• _Request_
Select every line below containing the word "image".

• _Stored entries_
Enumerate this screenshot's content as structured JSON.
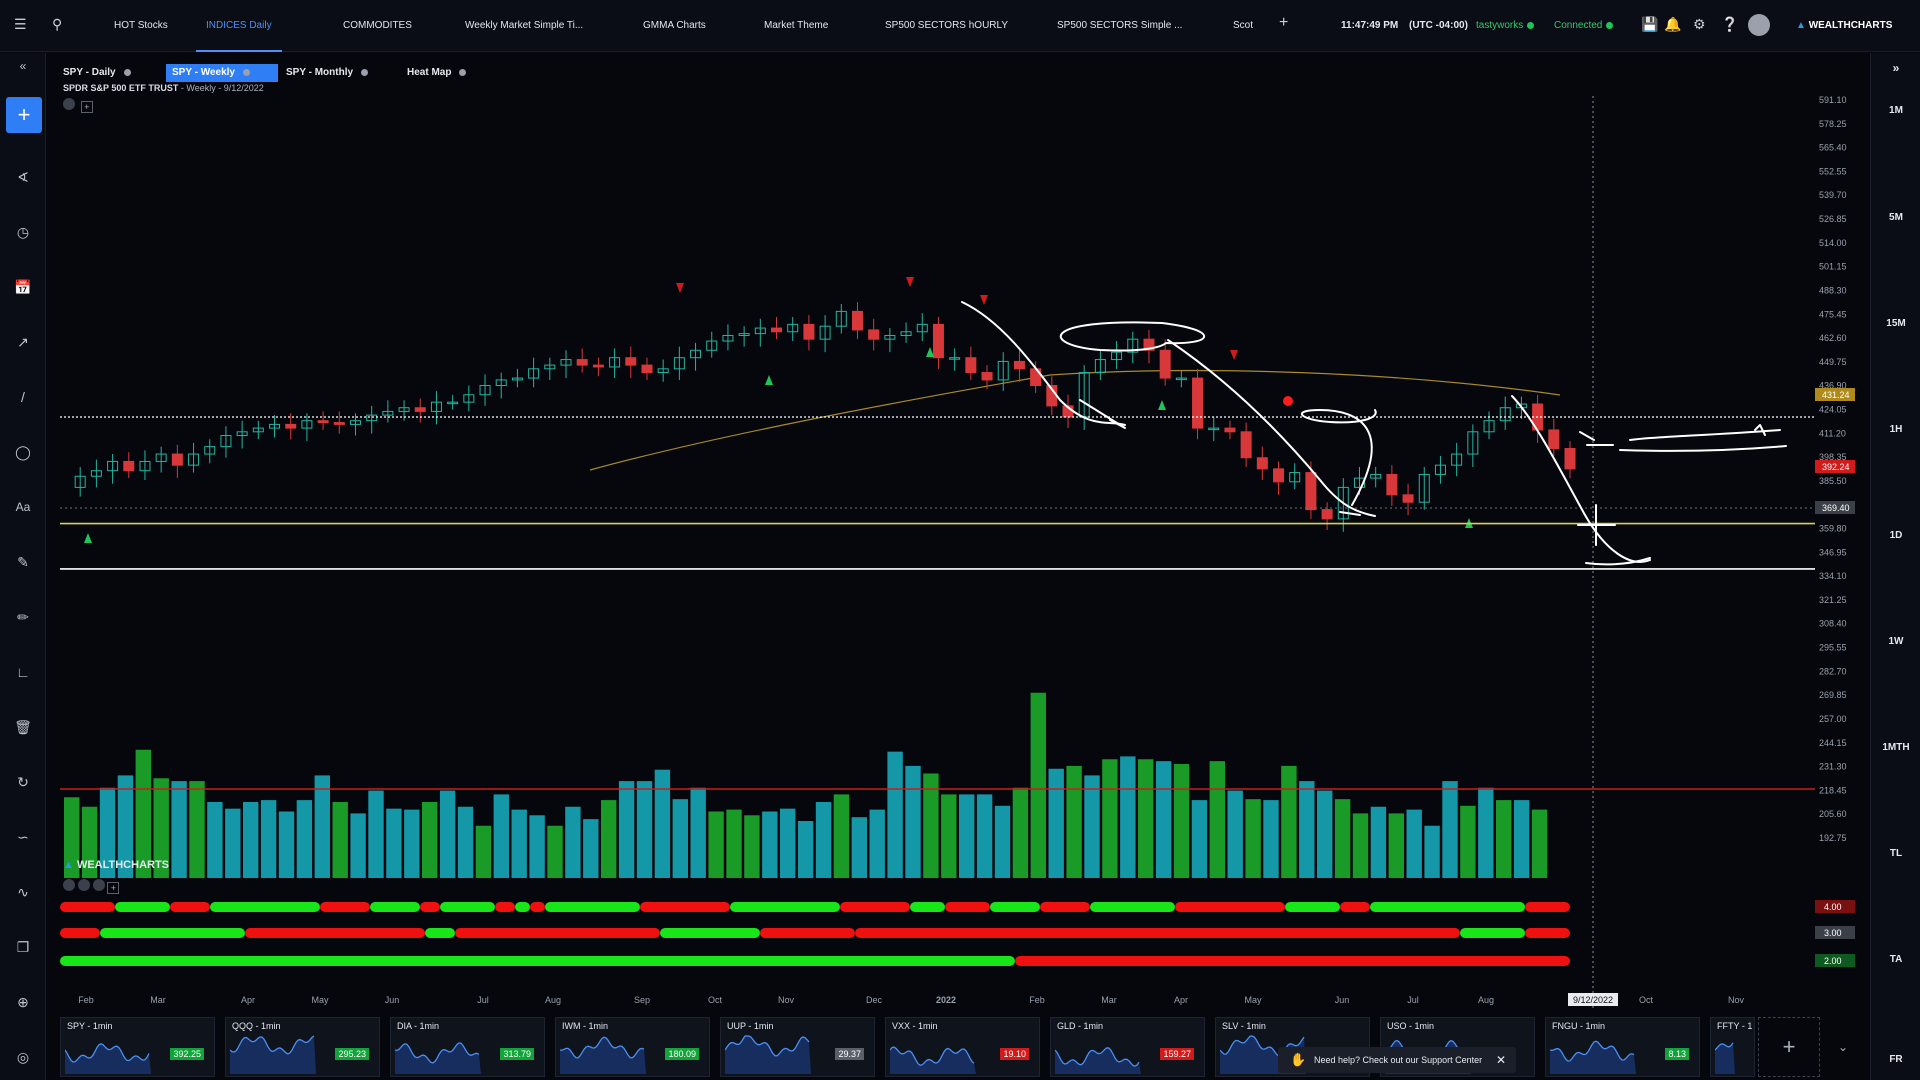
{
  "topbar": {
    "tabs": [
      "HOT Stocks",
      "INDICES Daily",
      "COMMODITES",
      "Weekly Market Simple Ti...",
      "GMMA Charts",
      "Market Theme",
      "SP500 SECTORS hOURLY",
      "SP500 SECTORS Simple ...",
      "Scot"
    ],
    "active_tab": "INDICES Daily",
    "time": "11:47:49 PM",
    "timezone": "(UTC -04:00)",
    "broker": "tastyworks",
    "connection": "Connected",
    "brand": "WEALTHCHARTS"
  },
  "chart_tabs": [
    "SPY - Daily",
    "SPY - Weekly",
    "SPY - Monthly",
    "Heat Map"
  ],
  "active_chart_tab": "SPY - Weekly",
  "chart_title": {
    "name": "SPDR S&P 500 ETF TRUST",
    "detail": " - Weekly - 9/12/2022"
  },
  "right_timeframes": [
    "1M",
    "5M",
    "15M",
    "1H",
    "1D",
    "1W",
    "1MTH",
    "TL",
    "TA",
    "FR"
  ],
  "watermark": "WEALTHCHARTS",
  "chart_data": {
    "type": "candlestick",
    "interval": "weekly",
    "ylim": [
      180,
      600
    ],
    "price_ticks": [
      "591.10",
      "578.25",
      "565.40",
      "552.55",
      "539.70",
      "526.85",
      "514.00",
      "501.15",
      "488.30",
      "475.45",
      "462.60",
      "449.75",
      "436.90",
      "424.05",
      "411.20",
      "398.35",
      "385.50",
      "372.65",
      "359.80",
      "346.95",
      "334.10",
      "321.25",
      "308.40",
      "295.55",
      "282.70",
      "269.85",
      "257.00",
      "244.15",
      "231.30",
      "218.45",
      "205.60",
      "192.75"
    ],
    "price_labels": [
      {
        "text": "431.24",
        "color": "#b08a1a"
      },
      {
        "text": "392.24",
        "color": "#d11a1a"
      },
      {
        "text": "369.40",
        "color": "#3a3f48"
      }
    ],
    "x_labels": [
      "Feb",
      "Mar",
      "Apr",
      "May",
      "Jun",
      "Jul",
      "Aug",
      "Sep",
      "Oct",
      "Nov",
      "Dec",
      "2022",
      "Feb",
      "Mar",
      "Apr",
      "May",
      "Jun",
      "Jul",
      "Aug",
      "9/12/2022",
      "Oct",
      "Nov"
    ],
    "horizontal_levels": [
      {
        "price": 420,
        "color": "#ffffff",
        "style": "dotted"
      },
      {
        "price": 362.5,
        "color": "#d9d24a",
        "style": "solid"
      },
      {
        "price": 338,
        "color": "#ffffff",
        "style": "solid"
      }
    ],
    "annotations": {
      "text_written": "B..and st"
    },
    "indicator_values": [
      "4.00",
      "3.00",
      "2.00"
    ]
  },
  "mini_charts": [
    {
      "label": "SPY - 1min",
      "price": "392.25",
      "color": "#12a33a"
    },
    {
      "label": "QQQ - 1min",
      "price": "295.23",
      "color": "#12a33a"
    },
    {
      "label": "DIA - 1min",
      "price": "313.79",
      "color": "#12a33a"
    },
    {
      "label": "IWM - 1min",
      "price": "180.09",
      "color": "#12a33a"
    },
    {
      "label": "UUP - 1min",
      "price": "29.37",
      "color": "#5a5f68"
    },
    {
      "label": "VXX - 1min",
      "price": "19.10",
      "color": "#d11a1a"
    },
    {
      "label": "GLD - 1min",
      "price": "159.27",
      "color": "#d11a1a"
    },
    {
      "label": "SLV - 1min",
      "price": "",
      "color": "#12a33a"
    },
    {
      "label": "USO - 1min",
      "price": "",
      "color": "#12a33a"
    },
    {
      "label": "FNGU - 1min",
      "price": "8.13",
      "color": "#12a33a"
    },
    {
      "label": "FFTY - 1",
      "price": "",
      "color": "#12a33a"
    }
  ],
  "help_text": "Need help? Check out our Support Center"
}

--

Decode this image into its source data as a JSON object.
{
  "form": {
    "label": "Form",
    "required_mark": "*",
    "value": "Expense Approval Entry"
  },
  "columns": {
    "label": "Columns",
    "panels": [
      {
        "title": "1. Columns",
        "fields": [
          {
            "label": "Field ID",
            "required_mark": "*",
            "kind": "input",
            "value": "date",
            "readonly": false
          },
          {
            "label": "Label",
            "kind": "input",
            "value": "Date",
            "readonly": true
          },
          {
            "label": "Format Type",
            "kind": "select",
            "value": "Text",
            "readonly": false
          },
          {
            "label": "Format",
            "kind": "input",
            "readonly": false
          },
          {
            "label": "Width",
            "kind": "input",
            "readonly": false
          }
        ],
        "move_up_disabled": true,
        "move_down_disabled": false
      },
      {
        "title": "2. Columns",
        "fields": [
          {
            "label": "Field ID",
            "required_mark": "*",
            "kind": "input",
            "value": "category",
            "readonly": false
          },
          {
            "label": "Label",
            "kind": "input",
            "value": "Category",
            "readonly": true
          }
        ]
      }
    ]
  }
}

==

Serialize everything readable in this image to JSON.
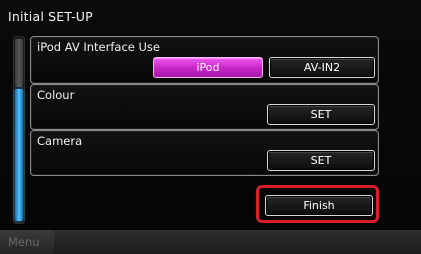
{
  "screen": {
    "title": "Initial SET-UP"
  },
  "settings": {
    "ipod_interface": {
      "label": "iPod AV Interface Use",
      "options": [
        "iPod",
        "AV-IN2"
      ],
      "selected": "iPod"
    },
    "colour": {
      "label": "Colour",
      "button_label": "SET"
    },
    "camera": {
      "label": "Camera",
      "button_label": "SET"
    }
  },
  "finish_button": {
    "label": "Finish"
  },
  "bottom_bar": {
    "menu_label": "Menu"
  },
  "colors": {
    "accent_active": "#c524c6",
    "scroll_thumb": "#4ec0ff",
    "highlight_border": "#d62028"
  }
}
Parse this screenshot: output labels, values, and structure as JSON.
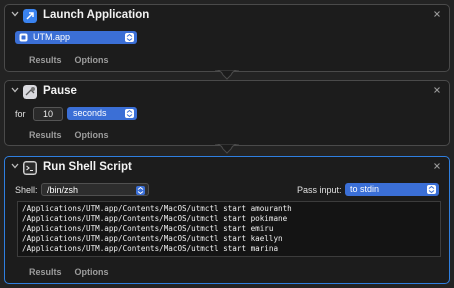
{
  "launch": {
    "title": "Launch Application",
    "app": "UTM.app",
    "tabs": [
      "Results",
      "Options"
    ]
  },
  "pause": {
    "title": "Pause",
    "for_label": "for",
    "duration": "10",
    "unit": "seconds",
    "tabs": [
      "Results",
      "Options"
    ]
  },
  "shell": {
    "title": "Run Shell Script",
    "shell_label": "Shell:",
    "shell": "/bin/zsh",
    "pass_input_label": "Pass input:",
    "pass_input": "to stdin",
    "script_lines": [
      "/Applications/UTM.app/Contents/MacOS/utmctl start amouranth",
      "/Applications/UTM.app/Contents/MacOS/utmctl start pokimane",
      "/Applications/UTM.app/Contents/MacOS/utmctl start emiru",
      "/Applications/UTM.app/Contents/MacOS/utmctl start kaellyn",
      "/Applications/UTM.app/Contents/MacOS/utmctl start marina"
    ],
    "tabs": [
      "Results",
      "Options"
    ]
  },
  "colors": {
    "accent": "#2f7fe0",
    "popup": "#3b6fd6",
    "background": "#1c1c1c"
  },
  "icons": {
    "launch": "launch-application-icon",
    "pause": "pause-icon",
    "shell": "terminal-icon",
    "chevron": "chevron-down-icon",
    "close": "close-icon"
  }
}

• _Worked answer_
Decode this image into its source data as a JSON object.
Serialize everything readable in this image to JSON.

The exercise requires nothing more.